Wat je doet:
1) Herhaal letterlijk het stuk uit de gegeven tekst van "Hij zegt het" tot en met "lerarentekort te verminderen.".
2) Welk vak gaf Nabil Nabo volgens de gegeven tekst op een middelbare school in Syrië?

Gegeven tekst:
Weg naar leraarschap is voor vluchteling zwaar
De komst van statushouders met lesbevoegdheid kan tekorten in het onderwijs terugdringen. Maar makkelijk is het niet om als ex-vluchteling voor de klas terecht te komen. “Je moet ontzettend gedreven zijn.”
Tekst Rianne van der Molen - - 8 Minuten om te lezen
                            
                            Gülşah Özbek vluchtte vier jaar geleden uit Turkije en werkt nu op het Minkema College in Woerden. “Als je hoop in je hart hebt, worden moeilijkheden makkelijker.” Foto Fred van Diem
Enthousiast zit Nabil Nabo (40) in 2016 tegenover zijn contactpersoon bij de gemeente Soest. Hij is anderhalf jaar in Nederland en vertelt dat hij het liefst weer Engels wil geven op een middelbare school, net zoals hij in Syrië deed. “Daarop zei zij: nou, je moet wel een beetje realistisch zijn, Nabil. Ga gewoon in een winkel werken of in een fabriek.”
Hij zegt het nu grijnzend, achter een kopje koffie in het Amsterdamse Volkshotel, maar schrok er destijds behoorlijk van. “Want weet je wat het is? Ik wil gewoon lesgeven, daar houd ik van. Ik wil niet zomaar iets doen om geld te verdienen, ik wil mijn talenten inzetten. Ok, dacht ik na dat gesprek, dan ga ik het zelf wel uitvogelen.”
Trajecten zoals Statushouders voor de Klas en Docentvluchteling voor de Klas bestaan dan nog niet, dus Nabo moet het zelf doen. Pas een paar jaar later starten deze organisaties om nieuwkomers te helpen het grote lerarentekort te verminderen.
Ik wil gewoon lesgeven, daar houd ik van
Vanaf 2022 leiden ze enkel statushouders op die les kunnen geven in tekortvakken, legt Marike Richters van Statushouders voor de Klas uit. Alleen mensen met een lesbevoegdheid die hier erkend is, kunnen beginnen. Want wie hier met een buitenlandse opleiding les wil geven, moet eerst erkenning van de lesbevoegdheid aanvragen bij DUO. “Vooral wiskundeleraren, docenten scheikunde en natuurkunde volgen ons traject. En in mindere mate ook leraren Duits en Frans. We hebben er bewust voor gekozen om alleen de tekortvakken aan te bieden, zodat de kans groter is dat ze na de opleiding daadwerkelijk een baan vinden.”

Vermelde records:
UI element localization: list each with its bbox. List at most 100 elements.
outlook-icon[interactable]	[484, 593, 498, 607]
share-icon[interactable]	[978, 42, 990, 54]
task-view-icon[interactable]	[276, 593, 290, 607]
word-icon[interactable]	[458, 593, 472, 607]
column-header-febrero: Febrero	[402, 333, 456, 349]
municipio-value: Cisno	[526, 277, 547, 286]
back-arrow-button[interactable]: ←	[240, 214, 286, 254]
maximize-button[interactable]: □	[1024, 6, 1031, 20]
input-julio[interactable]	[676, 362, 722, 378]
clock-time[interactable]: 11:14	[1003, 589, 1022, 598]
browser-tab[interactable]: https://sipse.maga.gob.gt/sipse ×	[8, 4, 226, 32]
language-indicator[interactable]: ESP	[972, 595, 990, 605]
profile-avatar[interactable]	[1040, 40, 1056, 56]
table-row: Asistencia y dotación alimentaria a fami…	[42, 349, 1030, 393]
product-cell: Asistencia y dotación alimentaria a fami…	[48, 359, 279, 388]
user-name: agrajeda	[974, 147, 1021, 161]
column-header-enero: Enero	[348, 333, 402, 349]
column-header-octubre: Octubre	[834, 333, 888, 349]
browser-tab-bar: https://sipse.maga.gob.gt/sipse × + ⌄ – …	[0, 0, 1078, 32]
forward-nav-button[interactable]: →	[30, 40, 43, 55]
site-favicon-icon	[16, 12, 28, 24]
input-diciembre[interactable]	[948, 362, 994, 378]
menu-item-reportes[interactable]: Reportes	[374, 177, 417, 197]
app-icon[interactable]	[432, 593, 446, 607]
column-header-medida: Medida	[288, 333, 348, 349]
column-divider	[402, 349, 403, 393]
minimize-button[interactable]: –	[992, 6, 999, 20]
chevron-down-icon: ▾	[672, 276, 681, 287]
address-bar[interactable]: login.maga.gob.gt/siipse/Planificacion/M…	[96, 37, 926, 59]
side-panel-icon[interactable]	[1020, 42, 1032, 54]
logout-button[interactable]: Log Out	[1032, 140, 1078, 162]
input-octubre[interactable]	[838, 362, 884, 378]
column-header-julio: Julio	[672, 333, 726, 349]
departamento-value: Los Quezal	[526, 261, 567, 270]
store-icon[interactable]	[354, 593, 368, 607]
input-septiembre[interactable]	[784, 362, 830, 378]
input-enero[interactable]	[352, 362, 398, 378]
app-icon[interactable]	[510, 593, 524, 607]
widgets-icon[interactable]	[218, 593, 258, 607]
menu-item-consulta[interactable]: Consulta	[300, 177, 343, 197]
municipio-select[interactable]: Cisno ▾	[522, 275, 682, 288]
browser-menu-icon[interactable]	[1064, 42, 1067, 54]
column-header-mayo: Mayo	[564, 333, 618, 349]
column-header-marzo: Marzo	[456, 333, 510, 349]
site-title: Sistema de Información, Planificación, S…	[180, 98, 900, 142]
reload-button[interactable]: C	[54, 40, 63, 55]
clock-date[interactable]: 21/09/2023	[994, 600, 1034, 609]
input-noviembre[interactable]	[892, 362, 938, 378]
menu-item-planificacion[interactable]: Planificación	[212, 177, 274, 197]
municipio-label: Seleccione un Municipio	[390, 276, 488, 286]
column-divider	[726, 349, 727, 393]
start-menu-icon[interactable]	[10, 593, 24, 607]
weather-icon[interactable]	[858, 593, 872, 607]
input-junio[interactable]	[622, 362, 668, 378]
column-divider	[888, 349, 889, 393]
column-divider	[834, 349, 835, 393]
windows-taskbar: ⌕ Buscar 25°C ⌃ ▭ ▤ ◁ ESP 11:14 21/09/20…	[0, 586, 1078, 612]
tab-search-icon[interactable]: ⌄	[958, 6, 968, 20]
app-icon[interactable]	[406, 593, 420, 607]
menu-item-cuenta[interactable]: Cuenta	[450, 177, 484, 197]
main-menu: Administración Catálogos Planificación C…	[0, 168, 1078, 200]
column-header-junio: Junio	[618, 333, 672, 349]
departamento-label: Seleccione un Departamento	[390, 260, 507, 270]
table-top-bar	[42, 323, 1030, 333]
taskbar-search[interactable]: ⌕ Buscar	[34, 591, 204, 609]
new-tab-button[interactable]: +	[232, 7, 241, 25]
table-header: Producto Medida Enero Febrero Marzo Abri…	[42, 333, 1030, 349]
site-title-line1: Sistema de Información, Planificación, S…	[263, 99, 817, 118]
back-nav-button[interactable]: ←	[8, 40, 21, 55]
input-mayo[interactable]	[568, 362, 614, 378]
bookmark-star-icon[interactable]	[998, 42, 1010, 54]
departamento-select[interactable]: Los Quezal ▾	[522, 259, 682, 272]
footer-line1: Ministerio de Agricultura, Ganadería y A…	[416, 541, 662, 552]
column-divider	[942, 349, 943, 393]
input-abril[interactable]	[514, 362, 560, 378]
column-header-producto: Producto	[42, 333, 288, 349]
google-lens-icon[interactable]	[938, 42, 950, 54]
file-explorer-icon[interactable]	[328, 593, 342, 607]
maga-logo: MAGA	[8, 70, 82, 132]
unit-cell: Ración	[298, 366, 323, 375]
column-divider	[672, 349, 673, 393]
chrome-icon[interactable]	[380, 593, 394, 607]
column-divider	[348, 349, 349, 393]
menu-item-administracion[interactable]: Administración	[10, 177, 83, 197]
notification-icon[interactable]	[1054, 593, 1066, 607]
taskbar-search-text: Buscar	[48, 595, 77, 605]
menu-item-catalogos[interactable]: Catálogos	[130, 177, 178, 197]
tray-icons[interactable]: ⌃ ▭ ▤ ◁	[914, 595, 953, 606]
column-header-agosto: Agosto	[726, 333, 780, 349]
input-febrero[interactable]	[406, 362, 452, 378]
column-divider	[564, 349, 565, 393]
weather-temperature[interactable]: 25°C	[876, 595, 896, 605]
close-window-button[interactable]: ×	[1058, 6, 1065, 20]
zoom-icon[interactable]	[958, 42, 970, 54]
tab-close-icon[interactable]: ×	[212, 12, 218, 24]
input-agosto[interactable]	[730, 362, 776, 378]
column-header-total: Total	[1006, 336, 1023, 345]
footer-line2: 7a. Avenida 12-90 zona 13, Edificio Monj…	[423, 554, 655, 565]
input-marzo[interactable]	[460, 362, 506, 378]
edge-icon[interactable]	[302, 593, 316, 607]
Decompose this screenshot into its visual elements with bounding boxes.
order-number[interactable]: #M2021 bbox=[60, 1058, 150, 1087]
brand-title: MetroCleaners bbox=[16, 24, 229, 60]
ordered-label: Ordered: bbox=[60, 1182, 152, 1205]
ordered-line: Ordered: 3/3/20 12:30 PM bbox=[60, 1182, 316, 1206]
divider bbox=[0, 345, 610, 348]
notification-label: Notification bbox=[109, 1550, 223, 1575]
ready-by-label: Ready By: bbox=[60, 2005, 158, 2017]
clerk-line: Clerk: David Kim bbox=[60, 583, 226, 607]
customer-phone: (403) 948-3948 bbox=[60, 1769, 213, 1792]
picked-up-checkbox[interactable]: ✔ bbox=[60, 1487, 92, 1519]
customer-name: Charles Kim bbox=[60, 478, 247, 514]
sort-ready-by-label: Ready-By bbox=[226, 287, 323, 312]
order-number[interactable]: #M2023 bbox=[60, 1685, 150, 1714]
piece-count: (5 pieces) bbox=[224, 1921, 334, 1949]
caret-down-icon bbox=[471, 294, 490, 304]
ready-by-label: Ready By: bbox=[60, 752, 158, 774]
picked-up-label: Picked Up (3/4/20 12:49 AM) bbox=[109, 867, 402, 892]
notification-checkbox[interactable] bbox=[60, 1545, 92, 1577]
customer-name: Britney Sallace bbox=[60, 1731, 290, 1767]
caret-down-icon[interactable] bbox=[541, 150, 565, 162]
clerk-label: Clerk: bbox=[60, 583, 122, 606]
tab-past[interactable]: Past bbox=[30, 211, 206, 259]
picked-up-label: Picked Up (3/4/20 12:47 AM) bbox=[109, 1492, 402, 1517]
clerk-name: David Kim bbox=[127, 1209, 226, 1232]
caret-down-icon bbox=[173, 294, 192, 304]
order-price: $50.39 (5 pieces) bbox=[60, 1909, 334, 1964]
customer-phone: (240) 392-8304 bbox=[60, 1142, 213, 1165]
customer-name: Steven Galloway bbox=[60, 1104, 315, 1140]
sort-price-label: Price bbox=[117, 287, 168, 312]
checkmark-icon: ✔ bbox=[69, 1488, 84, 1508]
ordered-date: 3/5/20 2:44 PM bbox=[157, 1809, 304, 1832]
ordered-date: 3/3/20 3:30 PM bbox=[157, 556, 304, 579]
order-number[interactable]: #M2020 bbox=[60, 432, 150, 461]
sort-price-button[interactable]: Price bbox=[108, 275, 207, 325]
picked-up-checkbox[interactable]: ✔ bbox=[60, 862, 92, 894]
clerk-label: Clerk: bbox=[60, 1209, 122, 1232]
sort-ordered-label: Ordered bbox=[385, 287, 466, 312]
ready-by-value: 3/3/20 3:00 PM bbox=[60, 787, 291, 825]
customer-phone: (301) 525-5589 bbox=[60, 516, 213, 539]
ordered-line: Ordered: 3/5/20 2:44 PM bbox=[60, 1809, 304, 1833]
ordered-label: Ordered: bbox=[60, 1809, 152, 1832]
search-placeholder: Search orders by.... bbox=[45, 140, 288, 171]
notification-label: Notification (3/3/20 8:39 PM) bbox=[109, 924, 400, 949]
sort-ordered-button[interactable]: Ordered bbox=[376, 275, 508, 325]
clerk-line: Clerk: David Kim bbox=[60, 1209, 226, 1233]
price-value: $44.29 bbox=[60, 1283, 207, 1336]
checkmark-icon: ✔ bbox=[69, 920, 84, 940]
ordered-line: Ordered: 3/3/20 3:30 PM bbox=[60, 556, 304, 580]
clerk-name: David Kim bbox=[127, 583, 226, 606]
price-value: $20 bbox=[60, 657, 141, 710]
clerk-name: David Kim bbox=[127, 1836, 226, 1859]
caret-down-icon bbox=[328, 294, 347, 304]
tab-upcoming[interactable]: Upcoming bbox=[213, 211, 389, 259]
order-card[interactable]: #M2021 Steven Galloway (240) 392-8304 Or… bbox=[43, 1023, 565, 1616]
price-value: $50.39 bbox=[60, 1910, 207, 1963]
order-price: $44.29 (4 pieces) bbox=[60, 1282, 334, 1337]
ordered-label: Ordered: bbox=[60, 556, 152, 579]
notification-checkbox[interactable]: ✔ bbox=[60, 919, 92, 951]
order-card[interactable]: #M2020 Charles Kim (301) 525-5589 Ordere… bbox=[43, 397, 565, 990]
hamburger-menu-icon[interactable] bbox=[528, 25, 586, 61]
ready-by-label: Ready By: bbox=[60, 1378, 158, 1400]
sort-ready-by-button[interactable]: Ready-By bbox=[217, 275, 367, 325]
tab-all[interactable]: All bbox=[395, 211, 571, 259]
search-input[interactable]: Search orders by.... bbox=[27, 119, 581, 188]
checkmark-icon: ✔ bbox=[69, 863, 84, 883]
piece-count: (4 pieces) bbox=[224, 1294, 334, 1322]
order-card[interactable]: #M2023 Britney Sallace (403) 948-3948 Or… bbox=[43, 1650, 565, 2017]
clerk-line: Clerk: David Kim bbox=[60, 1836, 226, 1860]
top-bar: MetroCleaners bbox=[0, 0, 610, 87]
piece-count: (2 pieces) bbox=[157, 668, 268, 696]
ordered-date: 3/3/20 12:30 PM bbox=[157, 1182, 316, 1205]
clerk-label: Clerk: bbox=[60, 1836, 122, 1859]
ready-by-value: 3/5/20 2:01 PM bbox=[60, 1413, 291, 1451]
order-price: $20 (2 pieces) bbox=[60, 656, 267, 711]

Resultaten per taak:
1)
Hij zegt het nu grijnzend, achter een kopje koffie in het Amsterdamse Volkshotel, maar schrok er destijds behoorlijk van. “Want weet je wat het is? Ik wil gewoon lesgeven, daar houd ik van. Ik wil niet zomaar iets doen om geld te verdienen, ik wil mijn talenten inzetten. Ok, dacht ik na dat gesprek, dan ga ik het zelf wel uitvogelen.”
Trajecten zoals Statushouders voor de Klas en Docentvluchteling voor de Klas bestaan dan nog niet, dus Nabo moet het zelf doen. Pas een paar jaar later starten deze organisaties om nieuwkomers te helpen het grote lerarentekort te verminderen.

2) Engels.